▶ _Short task_
Every line below must be reproduced exactly. Copy them all.

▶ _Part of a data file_
"""

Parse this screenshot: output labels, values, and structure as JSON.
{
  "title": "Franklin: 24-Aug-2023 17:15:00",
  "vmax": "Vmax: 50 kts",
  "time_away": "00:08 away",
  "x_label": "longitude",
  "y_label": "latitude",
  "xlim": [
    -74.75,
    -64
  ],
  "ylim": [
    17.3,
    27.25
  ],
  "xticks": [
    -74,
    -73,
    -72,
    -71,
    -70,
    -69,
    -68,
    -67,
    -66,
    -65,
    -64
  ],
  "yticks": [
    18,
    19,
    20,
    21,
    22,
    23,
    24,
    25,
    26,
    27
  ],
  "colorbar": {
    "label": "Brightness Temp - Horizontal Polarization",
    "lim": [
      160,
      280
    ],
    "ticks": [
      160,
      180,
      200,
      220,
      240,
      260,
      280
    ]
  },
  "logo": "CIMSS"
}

"""

▶ _Result for this exercise_
Parse this screenshot: output labels, values, and structure as JSON.
{
  "title": "Franklin: 24-Aug-2023 17:15:00",
  "vmax": "Vmax: 50 kts",
  "time_away": "00:08 away",
  "x_label": "longitude",
  "y_label": "latitude",
  "xlim": [
    -74.75,
    -64
  ],
  "ylim": [
    17.3,
    27.25
  ],
  "xticks": [
    -74,
    -73,
    -72,
    -71,
    -70,
    -69,
    -68,
    -67,
    -66,
    -65,
    -64
  ],
  "yticks": [
    18,
    19,
    20,
    21,
    22,
    23,
    24,
    25,
    26,
    27
  ],
  "colorbar": {
    "label": "Brightness Temp - Horizontal Polarization",
    "lim": [
      160,
      280
    ],
    "ticks": [
      160,
      180,
      200,
      220,
      240,
      260,
      280
    ]
  },
  "logo": "CIMSS"
}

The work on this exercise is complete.